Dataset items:
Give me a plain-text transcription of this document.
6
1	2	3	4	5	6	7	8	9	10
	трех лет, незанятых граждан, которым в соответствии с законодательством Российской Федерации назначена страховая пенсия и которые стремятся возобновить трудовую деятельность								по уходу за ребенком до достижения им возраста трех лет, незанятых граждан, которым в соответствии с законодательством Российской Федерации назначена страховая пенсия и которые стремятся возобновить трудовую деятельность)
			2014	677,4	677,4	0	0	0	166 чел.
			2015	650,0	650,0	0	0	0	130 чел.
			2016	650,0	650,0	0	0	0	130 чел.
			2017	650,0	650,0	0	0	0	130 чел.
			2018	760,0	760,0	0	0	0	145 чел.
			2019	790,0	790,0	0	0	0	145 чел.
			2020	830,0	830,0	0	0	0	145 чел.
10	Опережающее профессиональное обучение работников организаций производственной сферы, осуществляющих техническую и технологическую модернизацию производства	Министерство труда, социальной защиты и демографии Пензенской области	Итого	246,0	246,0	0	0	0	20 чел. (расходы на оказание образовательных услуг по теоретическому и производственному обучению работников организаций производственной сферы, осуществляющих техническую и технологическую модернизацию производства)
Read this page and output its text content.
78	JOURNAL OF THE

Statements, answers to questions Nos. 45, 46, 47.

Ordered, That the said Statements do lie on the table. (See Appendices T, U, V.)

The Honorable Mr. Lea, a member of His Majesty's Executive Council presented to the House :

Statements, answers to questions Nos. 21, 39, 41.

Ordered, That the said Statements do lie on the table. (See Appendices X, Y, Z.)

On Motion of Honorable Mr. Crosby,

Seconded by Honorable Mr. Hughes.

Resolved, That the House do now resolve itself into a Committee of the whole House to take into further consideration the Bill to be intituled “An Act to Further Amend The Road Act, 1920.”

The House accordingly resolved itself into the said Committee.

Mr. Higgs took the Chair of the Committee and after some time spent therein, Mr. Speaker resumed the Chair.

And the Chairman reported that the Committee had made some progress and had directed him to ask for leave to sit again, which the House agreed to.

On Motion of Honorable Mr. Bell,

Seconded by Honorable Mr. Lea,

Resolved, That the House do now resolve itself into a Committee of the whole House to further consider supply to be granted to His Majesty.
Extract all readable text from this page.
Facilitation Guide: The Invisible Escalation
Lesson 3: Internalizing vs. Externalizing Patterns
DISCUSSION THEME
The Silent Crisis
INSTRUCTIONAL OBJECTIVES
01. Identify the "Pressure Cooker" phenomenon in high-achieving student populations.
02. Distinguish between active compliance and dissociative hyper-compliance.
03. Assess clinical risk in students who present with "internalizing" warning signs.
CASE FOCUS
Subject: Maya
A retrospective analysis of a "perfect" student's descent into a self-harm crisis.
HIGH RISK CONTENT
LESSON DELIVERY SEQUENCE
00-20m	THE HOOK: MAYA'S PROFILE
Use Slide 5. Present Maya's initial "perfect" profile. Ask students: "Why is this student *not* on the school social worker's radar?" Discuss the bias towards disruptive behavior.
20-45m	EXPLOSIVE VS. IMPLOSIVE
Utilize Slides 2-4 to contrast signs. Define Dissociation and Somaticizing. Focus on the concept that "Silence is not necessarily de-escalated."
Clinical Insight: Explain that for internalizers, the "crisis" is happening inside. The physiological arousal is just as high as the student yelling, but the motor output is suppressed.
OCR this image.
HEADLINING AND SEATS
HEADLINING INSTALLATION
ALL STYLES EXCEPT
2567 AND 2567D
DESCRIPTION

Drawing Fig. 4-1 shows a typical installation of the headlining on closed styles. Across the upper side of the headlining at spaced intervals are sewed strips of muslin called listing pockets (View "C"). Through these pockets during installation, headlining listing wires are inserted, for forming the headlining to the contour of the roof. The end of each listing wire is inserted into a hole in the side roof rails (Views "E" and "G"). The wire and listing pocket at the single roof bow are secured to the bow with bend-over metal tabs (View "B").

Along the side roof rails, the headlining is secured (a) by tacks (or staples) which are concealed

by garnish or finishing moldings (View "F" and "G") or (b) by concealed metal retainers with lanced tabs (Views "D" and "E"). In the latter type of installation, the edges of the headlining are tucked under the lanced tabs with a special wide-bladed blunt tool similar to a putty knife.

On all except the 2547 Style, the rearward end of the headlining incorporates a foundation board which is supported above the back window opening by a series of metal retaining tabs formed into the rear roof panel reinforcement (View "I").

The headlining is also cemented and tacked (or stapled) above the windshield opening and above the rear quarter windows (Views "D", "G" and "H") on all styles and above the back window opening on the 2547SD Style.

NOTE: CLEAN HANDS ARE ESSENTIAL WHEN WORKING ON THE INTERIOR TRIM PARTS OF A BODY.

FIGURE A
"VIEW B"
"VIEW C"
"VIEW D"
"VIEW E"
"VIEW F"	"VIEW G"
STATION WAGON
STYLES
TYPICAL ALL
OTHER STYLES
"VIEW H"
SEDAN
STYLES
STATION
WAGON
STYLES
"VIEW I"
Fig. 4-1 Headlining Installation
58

Instructions to follow: Nothing outside the span should appear: transcribe the lines from the one containing "OCR this image." through the last line of the records.

Solution to the exercise:
OCR this image.
HEADLINING AND SEATS
HEADLINING INSTALLATION
ALL STYLES EXCEPT
2567 AND 2567D
DESCRIPTION

Drawing Fig. 4-1 shows a typical installation of the headlining on closed styles. Across the upper side of the headlining at spaced intervals are sewed strips of muslin called listing pockets (View "C"). Through these pockets during installation, headlining listing wires are inserted, for forming the headlining to the contour of the roof. The end of each listing wire is inserted into a hole in the side roof rails (Views "E" and "G"). The wire and listing pocket at the single roof bow are secured to the bow with bend-over metal tabs (View "B").

Along the side roof rails, the headlining is secured (a) by tacks (or staples) which are concealed

by garnish or finishing moldings (View "F" and "G") or (b) by concealed metal retainers with lanced tabs (Views "D" and "E"). In the latter type of installation, the edges of the headlining are tucked under the lanced tabs with a special wide-bladed blunt tool similar to a putty knife.

On all except the 2547 Style, the rearward end of the headlining incorporates a foundation board which is supported above the back window opening by a series of metal retaining tabs formed into the rear roof panel reinforcement (View "I").

The headlining is also cemented and tacked (or stapled) above the windshield opening and above the rear quarter windows (Views "D", "G" and "H") on all styles and above the back window opening on the 2547SD Style.

NOTE: CLEAN HANDS ARE ESSENTIAL WHEN WORKING ON THE INTERIOR TRIM PARTS OF A BODY.

FIGURE A
"VIEW B"
"VIEW C"
"VIEW D"
"VIEW E"
"VIEW F"	"VIEW G"
STATION WAGON
STYLES
TYPICAL ALL
OTHER STYLES
"VIEW H"
SEDAN
STYLES
STATION
WAGON
STYLES
"VIEW I"
Fig. 4-1 Headlining Installation
58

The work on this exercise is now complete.